Le moteur démarre. Nous quittons la gare routière pour l'aéroport de Madrid. Tandis que le diesel ronronne, l'horizon de la Castille défile au travers de fenêtre du bus. Rien n'accroche le regard. Nous glissons sur un long ruban de soie sans bruit ni conscience. Le processus de déconnexion s'enclenche et, peu à peu, nous devenons vacanciers. Nous laissons derrière nos soucis. Dans la plaine est vaste comme un désert, la mémoire s'oublie et mes pensées chancellent. Le temps fuit sans point d'attache. Je ne suis ni chez moi, ni chez mes beaux-parent, ni nulle part ailleurs. Je suis, comme on dit, "en transit". Ma position concentre tous les intermédiaires. En partance, je suis dans les limbes du monde, et cet état réveille en moi tous les germes des vies que j'aurais pu avoir mais que je n'ai pas réalisées. Où serai-je dans cinq ans ? Qui peux le dire ? Cristina à côté de moi, repose sa tête sur mon épaule et dort. Cela fait cinq années que nous sommes ensemble... C'est étrange comme ces petits moments mis les uns à la suite des autres ont finis par faire une vie. Mais laissons ! Tous les périples commencent par une brève amnésie. Tout à l'heure à Madrid, nous décollerons pour Dakar.
Devant le panneau d'affichage de l'aéroport, Dakar n'est qu'une destination comme les autres. Peut-être ai-je trop d'imagination, où peut-être que je projette sur ailleurs la compensation d'un monde beaucoup trop rationnel, mais j'aime croire qu'il existe encore des endroits où l'optimum ne fixe pas la règle.
Pourquoi alors toutes ces idées romantiques à propos de l'Afrique ? Je n'ai jamais mis le pied en Afrique, mais j'ai déjà l'intuition de ce continent. Tandis que j'appuie ma joue contre la vitre, le rugissement du gazoil m'entraine dans un rêve. Lorsqu'il s'agit d'Afrique, mon imagination se débride. J'anticipe les savanes et les brousses, les parfums corsés de la terre noire et je me laisse aller à l'innocence primitive. L'Afrique est le jardin d'Eden où Dieu s'est penché en premier. Il est inscrit dans nos gênes que nous venons de là bas... Comment expliquer autrement que les enfants soient si fascinés par les éléphants, les girafes et les lions ? Et puis Qui n'a pas un jour été ému par l'étendue de la création, lorsqu'un dimanche d'ennui, il ne se trouvait rien à voir d'autre à la télévision qu'un reportage sur la vie des grands fauves ? Oui, on croirait que ces créatures sont évadées d'un rêve. Pourtant, ces inventions saugrenues existent ! Tout peut pousser en Afrique ! Les clichés tirés des émission d'Arte se bousculent. Il y a l'arbre à palabre où le griot conte ses histoires, il y a ces villages perdus dans la brousse où les femmes pilent le mil, il y a ces cités anarchiques qui bruissent dans le désordre et la joie. Là-bas des existences vont et crèvent depuis la nuit des temps. Comme les vagues de l'océan, l'Afrique est dans notre inconscient un morceau de pureté. Alors, j'attends le choc, l'étincelle qui dérangera une vie trop matérialiste. Enfin, pour résumer je me suis préparé à trouver un grand chaos régénérateur.

### [Extrait de données]
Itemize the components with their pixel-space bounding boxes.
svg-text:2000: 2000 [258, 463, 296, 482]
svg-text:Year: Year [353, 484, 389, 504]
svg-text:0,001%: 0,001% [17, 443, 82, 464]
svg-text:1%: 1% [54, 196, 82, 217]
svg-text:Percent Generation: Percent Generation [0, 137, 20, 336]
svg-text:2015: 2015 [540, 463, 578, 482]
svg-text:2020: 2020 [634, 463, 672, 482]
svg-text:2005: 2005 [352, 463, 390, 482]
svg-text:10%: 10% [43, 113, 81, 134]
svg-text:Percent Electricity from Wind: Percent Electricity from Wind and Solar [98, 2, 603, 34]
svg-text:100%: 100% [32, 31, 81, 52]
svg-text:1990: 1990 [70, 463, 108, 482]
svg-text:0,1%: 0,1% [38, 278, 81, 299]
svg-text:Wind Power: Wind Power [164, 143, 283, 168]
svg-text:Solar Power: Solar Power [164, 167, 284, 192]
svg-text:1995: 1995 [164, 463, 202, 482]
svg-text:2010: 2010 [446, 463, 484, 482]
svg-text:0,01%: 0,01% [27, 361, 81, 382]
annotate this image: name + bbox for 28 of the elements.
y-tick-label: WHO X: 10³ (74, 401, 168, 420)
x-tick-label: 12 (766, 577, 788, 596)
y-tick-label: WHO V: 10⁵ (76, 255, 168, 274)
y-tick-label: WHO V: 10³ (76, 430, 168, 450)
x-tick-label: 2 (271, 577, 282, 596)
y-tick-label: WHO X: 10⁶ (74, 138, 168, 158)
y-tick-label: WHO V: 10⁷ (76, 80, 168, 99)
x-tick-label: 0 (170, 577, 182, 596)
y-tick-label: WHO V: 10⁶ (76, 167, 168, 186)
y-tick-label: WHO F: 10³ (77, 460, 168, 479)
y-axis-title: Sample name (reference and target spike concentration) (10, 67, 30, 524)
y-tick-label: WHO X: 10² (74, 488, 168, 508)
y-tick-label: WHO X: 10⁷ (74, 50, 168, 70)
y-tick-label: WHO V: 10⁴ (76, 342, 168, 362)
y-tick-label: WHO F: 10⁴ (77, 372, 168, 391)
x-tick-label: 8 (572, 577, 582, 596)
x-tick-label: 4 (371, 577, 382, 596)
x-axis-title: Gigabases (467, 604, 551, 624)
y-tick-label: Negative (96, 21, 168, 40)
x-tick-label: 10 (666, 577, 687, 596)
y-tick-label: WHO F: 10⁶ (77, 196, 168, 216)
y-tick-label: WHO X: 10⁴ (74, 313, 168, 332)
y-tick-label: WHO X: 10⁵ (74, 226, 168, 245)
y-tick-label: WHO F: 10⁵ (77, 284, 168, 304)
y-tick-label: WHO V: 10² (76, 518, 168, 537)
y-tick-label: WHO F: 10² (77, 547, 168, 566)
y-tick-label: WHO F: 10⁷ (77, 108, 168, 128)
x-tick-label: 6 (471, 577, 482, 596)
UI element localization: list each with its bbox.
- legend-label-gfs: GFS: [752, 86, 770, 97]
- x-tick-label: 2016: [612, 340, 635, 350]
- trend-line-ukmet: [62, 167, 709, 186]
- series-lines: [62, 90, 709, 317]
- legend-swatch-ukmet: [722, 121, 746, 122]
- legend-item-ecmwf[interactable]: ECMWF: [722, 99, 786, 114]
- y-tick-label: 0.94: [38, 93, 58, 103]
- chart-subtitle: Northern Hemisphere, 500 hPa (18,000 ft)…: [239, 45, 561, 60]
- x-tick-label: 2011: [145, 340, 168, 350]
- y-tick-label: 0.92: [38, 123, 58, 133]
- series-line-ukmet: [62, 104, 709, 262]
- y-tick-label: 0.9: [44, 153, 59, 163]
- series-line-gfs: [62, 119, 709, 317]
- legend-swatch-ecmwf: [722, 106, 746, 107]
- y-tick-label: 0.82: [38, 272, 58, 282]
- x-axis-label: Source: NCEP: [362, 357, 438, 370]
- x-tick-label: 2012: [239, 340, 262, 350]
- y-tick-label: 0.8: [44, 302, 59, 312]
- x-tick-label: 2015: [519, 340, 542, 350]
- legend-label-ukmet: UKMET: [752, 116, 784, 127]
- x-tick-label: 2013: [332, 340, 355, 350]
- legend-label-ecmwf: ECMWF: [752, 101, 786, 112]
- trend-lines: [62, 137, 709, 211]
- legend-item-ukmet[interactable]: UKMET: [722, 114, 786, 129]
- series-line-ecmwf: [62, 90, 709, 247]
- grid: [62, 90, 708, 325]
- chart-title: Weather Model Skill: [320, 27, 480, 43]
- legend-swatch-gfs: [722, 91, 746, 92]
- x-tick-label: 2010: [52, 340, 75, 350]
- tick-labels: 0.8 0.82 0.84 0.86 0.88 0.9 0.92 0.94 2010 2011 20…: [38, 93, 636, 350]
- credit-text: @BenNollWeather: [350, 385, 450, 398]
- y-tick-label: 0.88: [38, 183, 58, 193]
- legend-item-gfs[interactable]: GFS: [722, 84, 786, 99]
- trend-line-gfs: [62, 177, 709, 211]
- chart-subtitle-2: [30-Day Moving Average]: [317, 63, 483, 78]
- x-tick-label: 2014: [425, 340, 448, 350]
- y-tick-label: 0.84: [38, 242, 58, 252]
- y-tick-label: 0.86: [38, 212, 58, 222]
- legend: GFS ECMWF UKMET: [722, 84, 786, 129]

### [Consignes]
a) Répondez à ces questions sur le récit :
(i) Depuis combien d'années Cristina et la voix du récit sont-ils ensemble ?
(ii) D'où part le bus qui va à l'aéroport de Madrid ?
(iii) Sous quel arbre le griot conte-t-il ses histoires ?
b) Donnez la suite du récit du voyage vers Dakar, à partir de sa dernière phrase.
La liste est un document à part, sans rapport avec le récit.

### [Réponses]
a)
(i) Depuis cinq ans.
(ii) De la gare routière.
(iii) Sous l'arbre à palabre.

b)
Mais revenons à nos moutons, car il semble que la fièvre m'emporte. Un voyage, dis-je, s'il comporte une part de rêve, ne s'en satisfait pas. Loin de là... car un voyage c'est aussi la confrontation avec une réalité radicalement différente. De fait, il est difficile de s'imaginer l'effet que que produit un pays en voie de développement, c'est comme de tomber lilliputien dans une fourmilière. Aucun récit ni album photo ne sauront jamais révéler la saveur pleine et entière de la première secousse du Sénégal car elle appartient fait partie de ces détails que l'on se hâte de gommer au montage.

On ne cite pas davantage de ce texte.